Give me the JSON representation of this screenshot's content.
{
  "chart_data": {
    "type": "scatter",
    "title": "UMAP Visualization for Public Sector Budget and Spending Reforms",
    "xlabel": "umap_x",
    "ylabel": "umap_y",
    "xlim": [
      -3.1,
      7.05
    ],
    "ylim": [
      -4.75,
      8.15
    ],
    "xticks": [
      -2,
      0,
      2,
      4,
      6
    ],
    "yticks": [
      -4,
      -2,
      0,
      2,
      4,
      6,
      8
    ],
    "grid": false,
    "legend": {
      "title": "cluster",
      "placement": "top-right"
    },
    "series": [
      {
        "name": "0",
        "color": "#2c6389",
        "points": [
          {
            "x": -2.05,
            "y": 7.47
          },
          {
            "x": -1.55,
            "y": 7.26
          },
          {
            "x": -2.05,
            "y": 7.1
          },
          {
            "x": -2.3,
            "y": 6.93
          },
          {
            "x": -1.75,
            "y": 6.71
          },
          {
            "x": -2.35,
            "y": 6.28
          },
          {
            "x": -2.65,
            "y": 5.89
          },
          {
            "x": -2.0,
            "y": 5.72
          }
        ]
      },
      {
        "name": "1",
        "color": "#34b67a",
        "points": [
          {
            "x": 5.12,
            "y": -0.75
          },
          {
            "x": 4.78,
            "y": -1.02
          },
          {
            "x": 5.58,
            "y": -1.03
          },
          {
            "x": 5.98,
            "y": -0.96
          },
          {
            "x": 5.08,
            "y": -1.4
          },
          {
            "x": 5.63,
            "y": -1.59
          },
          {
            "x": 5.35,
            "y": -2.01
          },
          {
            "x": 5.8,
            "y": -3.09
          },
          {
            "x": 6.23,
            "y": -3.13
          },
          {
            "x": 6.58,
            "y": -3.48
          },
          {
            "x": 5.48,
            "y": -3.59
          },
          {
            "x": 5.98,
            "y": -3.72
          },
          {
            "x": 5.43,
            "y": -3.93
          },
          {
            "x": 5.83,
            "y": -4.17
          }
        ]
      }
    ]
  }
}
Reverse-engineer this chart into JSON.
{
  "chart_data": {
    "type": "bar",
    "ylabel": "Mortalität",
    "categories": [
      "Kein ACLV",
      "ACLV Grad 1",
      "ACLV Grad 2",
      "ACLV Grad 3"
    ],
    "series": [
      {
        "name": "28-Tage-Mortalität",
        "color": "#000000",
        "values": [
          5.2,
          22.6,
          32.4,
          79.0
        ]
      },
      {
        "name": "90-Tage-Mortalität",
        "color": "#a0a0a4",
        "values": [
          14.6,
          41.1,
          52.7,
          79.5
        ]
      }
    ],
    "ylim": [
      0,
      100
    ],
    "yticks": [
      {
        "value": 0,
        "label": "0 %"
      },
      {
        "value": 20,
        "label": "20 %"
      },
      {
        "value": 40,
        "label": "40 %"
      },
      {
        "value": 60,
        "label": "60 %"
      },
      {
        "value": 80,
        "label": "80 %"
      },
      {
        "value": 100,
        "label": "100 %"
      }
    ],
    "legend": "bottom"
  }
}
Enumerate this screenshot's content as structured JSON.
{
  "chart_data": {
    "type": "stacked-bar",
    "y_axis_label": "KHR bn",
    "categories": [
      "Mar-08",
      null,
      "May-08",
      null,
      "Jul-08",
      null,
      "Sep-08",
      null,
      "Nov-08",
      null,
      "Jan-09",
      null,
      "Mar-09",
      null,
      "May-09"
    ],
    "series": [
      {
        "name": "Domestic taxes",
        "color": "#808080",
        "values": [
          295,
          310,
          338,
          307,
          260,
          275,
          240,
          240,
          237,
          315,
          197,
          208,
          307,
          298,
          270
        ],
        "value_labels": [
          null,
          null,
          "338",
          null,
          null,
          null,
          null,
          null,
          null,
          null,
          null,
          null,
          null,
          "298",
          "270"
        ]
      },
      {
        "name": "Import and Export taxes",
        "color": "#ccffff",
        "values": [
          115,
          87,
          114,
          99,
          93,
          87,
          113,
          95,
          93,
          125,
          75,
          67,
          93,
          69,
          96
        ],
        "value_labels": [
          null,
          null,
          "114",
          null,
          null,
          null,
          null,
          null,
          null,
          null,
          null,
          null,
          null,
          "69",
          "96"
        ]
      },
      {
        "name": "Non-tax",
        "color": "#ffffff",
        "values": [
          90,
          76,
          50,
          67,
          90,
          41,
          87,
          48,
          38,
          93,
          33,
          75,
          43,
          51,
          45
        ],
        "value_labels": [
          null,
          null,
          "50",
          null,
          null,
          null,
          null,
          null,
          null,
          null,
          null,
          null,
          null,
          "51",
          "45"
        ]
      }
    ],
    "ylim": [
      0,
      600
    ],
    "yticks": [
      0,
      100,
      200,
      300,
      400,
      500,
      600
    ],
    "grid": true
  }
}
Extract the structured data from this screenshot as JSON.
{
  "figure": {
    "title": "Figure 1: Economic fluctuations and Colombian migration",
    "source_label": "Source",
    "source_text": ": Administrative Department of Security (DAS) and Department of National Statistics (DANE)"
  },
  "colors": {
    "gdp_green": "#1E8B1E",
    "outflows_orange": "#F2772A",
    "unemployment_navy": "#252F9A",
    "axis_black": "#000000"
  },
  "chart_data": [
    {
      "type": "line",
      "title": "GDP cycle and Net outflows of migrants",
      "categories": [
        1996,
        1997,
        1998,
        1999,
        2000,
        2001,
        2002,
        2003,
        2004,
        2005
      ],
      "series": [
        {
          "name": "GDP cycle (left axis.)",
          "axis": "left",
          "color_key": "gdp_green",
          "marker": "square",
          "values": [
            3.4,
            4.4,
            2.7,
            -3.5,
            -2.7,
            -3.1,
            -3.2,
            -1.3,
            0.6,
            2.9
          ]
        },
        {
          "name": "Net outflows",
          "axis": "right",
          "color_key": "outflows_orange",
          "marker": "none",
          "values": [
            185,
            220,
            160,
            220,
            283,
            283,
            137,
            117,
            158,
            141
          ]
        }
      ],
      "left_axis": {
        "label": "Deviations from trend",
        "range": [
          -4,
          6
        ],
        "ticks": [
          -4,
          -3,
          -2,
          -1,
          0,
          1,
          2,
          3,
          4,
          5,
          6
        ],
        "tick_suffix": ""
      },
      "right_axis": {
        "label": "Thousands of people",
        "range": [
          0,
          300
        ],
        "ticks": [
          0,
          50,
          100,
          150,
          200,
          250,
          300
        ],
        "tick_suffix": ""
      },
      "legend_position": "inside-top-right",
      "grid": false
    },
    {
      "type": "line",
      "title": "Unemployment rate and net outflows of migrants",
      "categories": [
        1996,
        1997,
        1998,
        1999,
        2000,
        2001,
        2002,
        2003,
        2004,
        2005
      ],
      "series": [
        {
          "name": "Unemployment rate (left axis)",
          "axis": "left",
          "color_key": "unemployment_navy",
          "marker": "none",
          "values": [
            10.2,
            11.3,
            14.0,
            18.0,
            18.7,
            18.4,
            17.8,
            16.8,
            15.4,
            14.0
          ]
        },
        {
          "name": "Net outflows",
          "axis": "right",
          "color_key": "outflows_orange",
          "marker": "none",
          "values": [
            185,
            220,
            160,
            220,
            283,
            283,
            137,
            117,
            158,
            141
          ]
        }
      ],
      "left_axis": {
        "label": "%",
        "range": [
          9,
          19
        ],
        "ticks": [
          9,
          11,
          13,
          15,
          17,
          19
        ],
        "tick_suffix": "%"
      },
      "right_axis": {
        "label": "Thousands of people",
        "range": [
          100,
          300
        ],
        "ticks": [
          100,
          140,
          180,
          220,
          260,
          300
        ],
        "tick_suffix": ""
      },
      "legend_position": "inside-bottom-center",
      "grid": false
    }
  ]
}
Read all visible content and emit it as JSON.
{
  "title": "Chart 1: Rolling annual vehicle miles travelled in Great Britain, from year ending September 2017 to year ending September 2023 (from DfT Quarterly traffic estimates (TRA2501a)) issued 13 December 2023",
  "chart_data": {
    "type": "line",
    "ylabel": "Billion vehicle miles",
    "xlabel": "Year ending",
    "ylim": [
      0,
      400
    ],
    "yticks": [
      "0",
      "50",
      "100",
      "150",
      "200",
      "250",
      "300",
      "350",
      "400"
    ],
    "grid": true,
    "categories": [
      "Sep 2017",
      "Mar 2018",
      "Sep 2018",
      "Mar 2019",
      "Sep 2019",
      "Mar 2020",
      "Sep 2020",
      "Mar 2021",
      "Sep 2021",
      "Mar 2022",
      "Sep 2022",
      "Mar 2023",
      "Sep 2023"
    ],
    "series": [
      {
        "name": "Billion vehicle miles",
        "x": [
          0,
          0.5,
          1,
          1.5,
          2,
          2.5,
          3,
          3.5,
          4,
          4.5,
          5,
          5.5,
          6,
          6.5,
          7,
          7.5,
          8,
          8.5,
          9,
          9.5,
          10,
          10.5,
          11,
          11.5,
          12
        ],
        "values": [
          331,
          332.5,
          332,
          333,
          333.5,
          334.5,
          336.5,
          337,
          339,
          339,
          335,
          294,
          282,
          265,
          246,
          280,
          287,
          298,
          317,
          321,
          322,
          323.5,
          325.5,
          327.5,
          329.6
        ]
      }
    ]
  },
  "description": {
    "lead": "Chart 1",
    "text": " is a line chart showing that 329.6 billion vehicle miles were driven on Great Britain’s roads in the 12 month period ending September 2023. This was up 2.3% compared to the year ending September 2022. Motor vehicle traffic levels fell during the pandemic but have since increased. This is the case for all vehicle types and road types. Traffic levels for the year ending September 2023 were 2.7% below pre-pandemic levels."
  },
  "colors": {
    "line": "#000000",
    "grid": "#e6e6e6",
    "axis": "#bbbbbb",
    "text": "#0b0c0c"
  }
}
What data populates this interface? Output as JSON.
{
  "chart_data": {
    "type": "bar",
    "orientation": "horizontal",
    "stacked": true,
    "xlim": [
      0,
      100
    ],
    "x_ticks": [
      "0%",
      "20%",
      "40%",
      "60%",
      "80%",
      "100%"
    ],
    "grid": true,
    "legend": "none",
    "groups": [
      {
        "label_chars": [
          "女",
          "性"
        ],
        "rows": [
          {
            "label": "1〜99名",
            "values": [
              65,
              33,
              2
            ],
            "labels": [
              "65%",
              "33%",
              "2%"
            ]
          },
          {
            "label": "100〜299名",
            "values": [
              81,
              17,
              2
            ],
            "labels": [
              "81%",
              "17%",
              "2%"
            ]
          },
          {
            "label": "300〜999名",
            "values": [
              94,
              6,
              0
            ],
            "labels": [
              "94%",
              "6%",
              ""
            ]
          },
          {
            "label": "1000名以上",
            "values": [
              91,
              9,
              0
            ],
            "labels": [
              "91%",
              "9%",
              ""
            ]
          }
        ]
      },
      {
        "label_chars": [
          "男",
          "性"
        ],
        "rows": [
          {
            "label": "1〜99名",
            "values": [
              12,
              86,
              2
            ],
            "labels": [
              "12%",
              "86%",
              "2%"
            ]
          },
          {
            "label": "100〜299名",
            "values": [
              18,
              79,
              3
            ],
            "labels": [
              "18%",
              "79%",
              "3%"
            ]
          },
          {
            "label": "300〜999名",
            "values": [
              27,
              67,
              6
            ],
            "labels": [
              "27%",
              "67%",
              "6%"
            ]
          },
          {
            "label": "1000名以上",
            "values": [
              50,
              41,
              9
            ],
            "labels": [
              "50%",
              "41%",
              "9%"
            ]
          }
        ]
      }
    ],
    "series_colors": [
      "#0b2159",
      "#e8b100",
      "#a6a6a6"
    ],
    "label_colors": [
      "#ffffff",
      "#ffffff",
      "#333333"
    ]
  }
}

WORK TO BE COMPLETED. Search the records for the word "content". Copy every line that has it.

RESPONSE.
Give me the JSON representation of this screenshot's content.
Enumerate this screenshot's content as structured JSON.
Read all visible content and emit it as JSON.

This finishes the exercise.